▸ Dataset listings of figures

------------------------------

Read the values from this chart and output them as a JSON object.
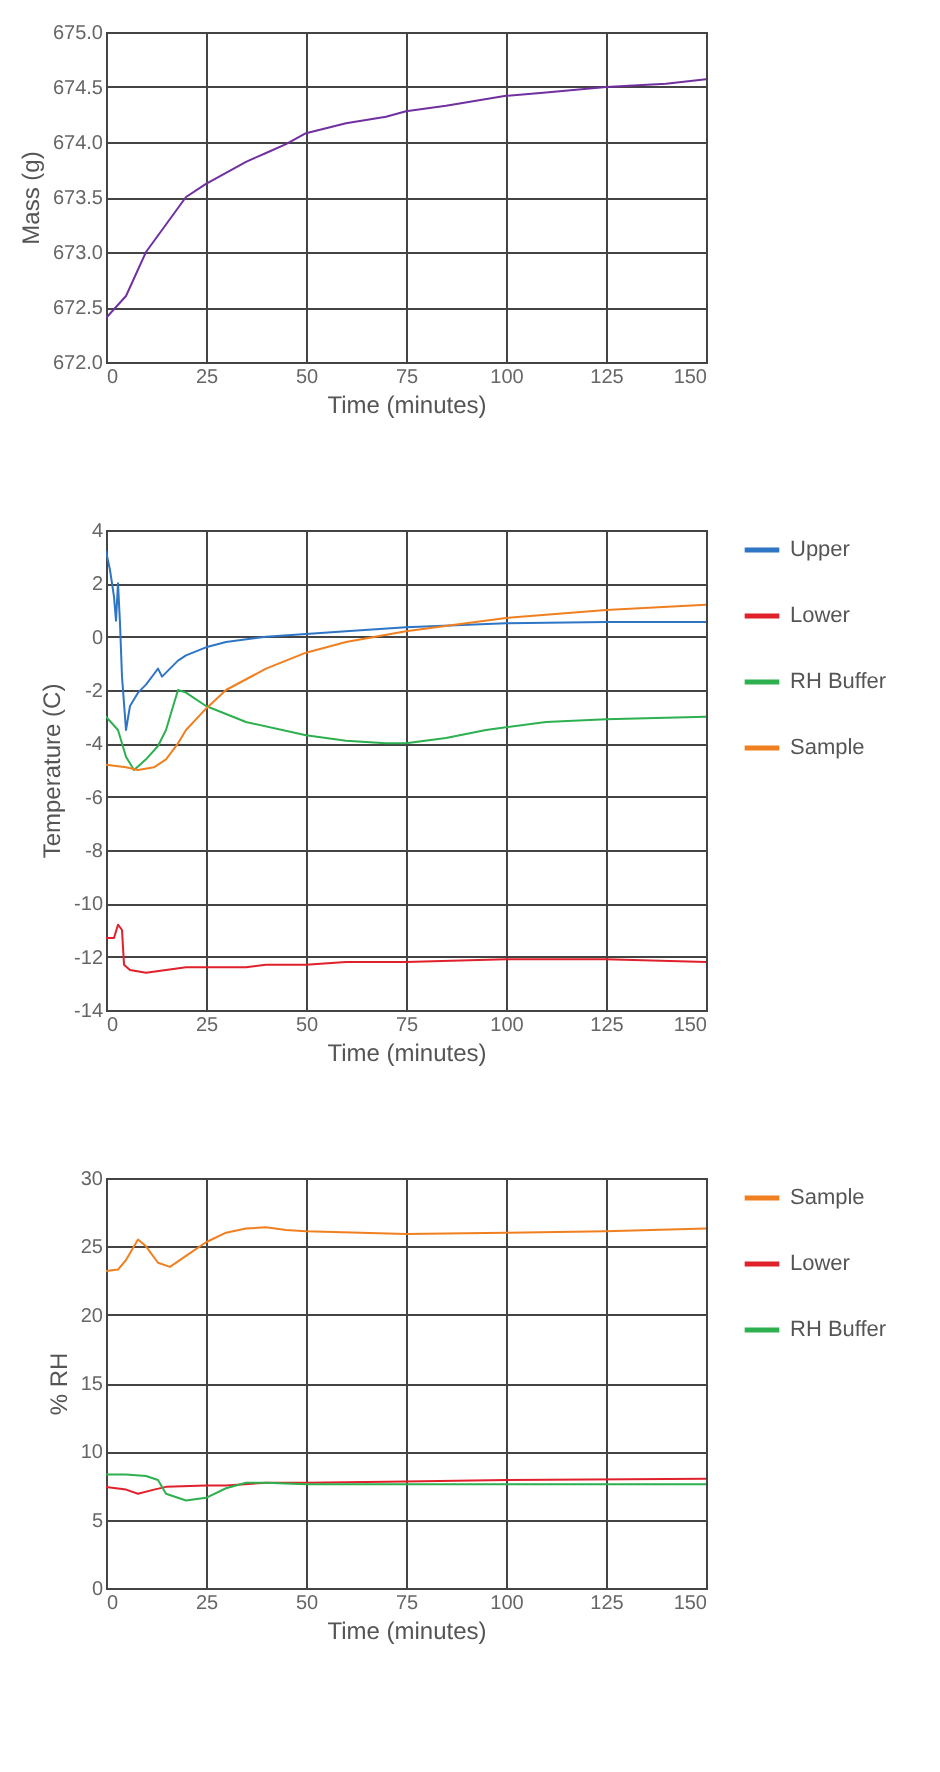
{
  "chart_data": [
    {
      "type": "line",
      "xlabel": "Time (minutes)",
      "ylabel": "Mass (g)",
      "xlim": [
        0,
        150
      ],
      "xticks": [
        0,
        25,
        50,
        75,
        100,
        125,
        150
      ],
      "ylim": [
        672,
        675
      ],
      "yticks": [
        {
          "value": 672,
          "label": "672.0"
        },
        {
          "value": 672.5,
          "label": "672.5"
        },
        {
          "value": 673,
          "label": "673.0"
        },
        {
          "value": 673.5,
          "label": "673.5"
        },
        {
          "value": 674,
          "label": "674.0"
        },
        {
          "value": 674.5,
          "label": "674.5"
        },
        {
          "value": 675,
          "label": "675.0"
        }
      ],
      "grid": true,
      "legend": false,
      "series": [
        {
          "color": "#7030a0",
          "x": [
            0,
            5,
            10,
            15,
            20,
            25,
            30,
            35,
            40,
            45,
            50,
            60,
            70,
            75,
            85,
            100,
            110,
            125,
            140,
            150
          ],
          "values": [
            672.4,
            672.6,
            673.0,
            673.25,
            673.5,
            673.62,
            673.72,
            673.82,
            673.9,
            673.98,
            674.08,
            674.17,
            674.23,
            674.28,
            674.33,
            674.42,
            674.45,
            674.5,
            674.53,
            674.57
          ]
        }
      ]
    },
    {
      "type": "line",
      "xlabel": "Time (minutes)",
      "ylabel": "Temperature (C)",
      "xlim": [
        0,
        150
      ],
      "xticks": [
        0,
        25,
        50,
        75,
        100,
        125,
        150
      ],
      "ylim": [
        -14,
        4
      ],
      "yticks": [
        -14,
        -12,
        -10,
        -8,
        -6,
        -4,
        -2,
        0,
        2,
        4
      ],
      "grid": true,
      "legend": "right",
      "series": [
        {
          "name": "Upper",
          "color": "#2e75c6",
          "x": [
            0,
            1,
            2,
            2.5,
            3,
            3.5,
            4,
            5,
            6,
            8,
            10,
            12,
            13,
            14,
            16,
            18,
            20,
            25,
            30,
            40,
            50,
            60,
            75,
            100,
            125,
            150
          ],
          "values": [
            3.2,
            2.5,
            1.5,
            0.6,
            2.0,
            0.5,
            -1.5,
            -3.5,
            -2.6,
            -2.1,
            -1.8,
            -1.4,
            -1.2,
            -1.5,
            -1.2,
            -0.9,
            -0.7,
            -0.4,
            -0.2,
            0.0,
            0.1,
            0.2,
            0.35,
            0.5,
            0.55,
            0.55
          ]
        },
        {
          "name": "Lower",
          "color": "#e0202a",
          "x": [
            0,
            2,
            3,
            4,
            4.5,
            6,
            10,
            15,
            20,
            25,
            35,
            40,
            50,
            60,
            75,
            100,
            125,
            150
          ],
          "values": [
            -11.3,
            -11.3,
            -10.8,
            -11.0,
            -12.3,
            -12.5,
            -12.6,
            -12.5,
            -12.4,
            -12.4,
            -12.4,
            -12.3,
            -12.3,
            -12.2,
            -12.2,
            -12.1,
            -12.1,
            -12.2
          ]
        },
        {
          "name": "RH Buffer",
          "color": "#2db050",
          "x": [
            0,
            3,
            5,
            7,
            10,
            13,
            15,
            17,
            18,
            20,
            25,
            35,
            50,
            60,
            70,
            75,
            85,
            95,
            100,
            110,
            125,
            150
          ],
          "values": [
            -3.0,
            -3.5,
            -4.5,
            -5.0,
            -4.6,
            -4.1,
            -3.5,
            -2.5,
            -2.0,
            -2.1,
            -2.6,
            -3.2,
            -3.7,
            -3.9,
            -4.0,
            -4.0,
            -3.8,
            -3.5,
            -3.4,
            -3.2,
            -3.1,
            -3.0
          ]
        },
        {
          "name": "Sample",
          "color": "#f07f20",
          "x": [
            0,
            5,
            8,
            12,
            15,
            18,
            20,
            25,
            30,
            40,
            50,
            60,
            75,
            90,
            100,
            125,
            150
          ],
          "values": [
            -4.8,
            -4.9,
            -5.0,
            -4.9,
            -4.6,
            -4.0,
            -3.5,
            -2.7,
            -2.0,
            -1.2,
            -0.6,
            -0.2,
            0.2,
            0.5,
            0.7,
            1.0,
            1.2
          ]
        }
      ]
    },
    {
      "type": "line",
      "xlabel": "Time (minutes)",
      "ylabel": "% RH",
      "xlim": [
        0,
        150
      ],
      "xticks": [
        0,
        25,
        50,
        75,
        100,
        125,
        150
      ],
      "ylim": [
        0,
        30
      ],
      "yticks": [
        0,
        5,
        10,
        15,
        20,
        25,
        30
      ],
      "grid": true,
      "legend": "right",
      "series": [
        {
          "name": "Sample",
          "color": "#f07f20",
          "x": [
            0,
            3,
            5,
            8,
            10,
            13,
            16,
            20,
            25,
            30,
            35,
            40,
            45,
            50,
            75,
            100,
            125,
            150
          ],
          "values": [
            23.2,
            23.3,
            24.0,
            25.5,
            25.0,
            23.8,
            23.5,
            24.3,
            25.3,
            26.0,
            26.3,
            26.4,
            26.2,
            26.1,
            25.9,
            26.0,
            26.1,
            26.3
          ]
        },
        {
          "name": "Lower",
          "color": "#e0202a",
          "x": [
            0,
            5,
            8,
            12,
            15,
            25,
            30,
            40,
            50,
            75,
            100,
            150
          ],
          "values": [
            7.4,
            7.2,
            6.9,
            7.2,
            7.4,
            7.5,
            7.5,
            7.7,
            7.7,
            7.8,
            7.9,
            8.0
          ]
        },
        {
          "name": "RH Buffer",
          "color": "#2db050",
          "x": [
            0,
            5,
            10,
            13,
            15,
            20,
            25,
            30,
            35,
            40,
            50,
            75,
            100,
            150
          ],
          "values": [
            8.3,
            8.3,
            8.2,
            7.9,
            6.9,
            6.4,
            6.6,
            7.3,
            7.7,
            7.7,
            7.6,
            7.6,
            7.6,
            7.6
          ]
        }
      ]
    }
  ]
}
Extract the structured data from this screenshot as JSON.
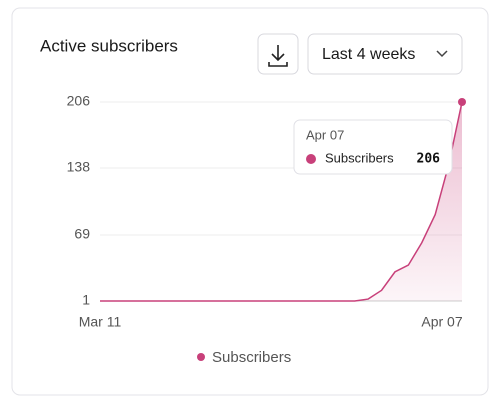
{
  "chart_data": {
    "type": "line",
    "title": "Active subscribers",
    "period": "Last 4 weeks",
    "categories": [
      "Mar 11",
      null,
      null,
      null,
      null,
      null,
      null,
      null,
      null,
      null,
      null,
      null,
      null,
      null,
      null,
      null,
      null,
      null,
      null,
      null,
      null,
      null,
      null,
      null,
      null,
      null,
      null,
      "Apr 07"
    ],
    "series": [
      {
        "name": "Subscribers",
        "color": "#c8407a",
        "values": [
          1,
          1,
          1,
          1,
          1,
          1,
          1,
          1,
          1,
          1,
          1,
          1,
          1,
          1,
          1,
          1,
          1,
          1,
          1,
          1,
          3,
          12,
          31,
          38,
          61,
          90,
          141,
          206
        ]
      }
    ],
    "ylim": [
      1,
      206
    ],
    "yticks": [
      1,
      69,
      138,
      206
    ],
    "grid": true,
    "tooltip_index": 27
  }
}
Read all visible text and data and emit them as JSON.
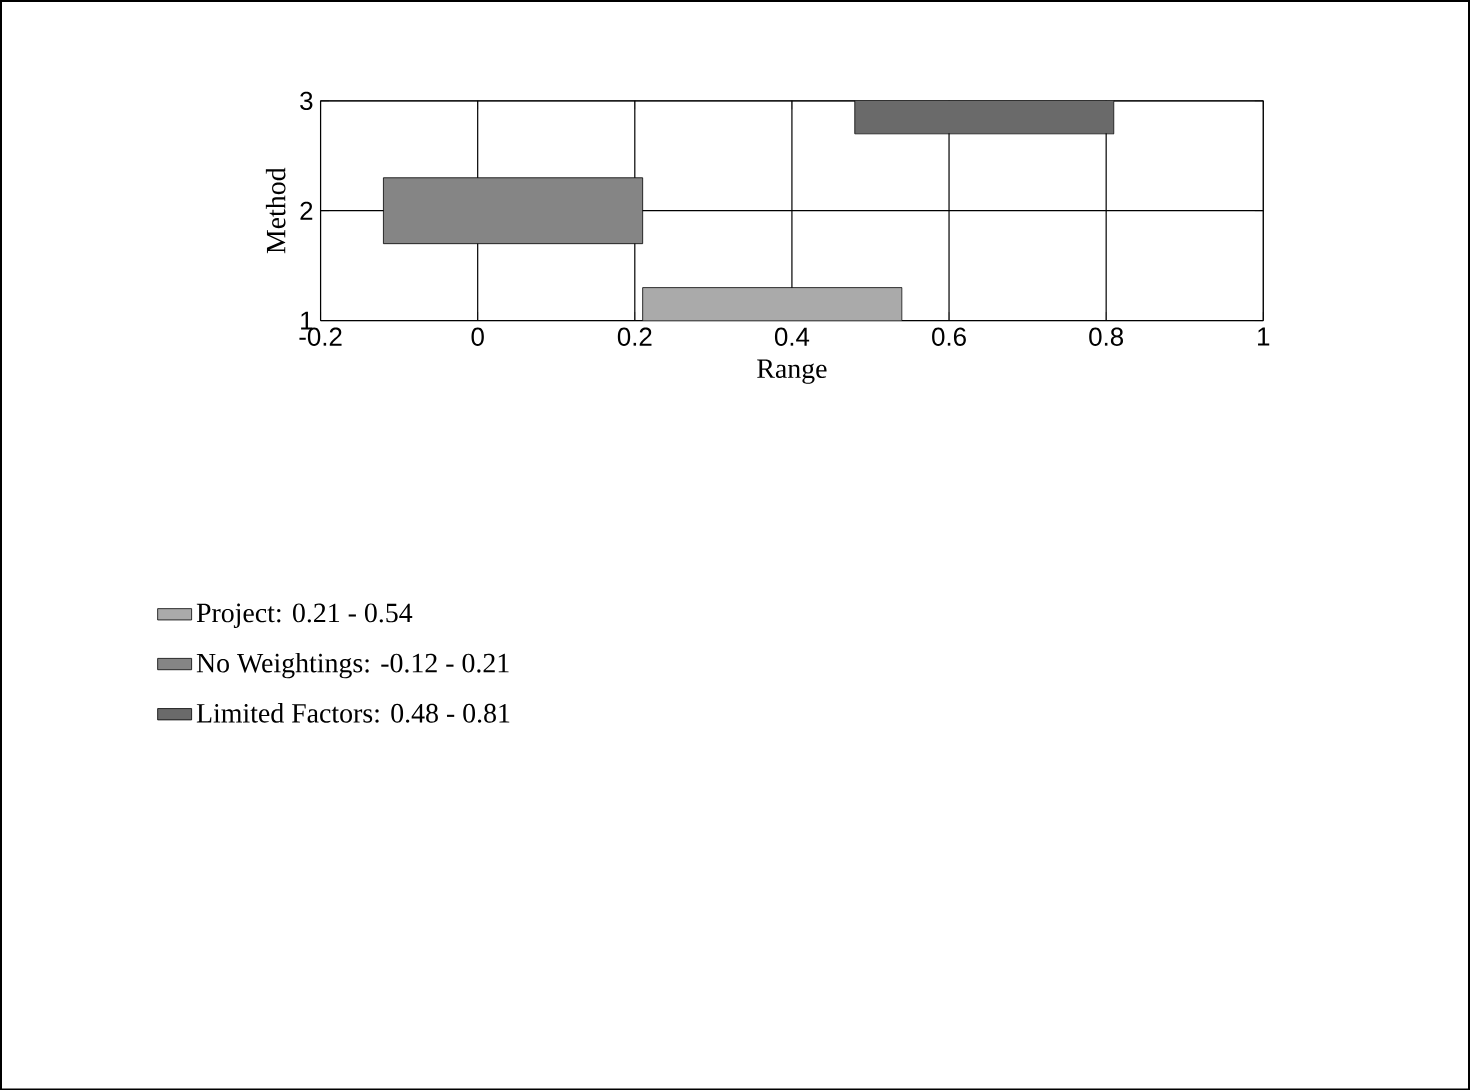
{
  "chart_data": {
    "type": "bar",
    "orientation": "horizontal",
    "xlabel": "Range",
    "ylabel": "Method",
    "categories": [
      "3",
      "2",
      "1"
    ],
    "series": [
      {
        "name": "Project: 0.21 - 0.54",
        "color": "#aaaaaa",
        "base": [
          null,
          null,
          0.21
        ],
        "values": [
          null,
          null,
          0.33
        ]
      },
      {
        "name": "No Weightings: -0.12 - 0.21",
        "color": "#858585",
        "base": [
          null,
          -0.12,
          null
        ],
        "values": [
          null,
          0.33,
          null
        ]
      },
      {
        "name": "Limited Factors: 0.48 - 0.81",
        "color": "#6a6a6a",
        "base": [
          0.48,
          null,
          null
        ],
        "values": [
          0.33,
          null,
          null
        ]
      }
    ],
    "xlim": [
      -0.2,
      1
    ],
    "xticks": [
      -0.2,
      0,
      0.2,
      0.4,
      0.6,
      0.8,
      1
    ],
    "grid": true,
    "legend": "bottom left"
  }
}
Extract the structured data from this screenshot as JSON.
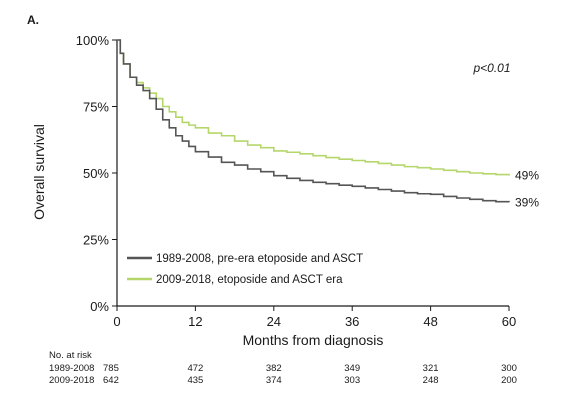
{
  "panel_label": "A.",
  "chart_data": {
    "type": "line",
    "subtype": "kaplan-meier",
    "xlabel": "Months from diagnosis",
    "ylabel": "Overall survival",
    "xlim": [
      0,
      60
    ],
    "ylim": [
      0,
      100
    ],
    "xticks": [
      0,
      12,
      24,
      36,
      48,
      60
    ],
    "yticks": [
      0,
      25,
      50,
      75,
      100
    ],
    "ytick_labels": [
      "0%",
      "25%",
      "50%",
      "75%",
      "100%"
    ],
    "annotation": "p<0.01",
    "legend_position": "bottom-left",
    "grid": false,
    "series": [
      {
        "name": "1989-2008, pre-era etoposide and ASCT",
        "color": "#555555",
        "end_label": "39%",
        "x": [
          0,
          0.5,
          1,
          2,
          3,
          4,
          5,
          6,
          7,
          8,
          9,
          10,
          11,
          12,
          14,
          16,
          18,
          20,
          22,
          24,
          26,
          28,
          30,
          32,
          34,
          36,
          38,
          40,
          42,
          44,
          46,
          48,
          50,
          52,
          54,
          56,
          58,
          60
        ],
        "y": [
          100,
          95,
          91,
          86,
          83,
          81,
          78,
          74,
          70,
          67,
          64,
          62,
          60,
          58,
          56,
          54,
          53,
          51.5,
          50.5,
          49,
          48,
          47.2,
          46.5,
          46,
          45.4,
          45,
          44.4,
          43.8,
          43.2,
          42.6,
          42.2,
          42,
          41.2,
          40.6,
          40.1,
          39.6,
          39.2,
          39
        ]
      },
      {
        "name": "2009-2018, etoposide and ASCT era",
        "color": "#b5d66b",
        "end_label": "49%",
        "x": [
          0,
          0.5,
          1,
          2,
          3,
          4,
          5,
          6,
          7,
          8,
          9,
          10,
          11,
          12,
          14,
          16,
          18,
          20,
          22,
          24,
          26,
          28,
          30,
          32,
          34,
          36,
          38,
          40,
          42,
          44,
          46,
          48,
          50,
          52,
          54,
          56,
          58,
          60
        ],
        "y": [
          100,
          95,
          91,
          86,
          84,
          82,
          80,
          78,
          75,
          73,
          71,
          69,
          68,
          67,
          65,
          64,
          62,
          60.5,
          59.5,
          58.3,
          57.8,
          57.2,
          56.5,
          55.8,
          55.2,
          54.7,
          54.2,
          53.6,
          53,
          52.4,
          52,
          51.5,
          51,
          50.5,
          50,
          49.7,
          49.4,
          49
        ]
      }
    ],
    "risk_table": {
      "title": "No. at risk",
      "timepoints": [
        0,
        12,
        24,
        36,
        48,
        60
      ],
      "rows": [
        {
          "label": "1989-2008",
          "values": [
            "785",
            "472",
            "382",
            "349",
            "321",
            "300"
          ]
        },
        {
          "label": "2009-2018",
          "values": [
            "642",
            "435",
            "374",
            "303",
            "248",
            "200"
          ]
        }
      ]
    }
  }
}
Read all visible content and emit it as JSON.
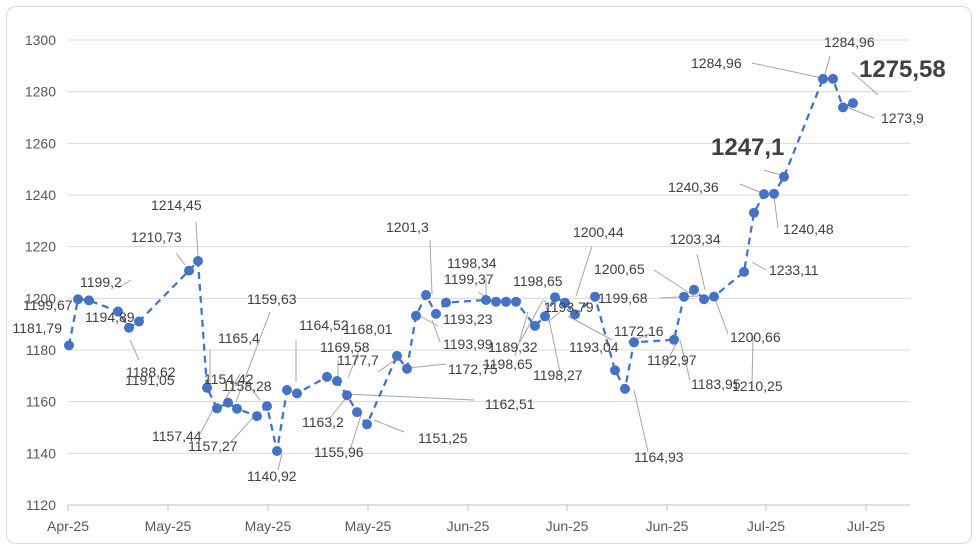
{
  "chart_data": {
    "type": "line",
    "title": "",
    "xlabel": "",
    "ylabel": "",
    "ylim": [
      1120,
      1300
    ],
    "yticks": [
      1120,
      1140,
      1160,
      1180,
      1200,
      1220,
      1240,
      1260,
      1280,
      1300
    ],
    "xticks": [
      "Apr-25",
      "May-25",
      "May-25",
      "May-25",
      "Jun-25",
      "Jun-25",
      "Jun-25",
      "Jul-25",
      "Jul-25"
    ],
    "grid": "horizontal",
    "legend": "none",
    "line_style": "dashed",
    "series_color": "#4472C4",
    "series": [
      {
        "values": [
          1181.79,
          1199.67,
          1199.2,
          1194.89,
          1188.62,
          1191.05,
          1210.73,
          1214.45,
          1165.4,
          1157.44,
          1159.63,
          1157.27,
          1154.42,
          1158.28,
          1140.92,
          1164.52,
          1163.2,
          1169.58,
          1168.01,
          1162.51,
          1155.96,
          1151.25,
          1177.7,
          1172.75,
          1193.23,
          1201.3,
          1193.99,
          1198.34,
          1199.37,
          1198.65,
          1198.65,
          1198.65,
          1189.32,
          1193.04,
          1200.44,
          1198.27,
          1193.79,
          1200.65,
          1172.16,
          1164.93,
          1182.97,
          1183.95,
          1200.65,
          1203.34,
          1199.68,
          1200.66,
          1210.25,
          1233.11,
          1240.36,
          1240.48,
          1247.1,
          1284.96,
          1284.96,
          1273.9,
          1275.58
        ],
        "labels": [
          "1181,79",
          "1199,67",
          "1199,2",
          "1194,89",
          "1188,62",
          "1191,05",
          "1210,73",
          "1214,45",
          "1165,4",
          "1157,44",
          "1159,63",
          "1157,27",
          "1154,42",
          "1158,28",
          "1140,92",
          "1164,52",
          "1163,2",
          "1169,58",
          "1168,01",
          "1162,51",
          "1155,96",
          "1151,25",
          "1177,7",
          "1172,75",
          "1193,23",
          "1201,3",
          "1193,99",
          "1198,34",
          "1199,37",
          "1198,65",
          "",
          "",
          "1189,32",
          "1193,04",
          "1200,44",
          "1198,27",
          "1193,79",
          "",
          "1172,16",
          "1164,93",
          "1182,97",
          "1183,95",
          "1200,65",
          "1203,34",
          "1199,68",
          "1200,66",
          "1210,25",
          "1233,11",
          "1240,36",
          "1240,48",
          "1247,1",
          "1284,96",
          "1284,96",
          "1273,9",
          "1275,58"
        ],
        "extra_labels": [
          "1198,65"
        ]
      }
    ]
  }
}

------------------------------

▸ EXERCISE
Find every line with the word "ASCT" and state how many there are, with no other words.

▸ ANSWER TO THIS EXERCISE
2